• **WHAT TO PRODUCE**: Gather the lines from the material that contain "this".

···

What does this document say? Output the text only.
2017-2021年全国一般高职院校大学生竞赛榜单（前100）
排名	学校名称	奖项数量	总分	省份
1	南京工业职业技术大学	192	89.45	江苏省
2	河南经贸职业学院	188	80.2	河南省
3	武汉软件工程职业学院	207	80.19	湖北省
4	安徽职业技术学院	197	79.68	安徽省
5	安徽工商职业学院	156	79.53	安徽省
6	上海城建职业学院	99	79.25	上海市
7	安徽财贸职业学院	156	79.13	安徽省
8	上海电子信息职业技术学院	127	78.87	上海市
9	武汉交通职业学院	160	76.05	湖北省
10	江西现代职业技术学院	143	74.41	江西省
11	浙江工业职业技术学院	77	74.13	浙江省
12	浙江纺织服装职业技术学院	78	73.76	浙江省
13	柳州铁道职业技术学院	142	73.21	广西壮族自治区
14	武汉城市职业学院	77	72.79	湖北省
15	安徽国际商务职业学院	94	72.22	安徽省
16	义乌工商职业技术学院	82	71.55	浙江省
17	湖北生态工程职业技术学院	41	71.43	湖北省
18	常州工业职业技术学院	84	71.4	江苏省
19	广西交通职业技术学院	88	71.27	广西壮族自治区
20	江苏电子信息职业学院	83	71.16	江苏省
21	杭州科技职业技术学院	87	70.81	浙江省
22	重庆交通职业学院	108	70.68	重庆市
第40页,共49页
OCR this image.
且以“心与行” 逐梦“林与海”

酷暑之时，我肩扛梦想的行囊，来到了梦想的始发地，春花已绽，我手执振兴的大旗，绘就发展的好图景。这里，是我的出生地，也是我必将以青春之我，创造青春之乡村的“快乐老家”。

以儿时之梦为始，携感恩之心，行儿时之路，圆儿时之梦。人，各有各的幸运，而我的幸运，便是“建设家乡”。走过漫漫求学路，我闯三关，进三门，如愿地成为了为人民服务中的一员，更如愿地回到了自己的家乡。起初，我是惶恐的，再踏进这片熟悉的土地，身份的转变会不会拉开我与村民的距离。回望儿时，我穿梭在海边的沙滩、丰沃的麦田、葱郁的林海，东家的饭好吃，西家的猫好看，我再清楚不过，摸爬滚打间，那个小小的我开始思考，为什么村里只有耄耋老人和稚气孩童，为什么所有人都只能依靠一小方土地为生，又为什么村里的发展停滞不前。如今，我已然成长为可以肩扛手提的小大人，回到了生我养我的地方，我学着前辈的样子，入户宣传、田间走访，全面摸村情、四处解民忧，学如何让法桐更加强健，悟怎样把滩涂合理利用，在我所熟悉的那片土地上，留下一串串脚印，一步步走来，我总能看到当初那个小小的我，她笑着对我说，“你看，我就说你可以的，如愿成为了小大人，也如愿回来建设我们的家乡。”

···

• **FULL OUTPUT**:
What does this document say? Output the text only.
OCR this image.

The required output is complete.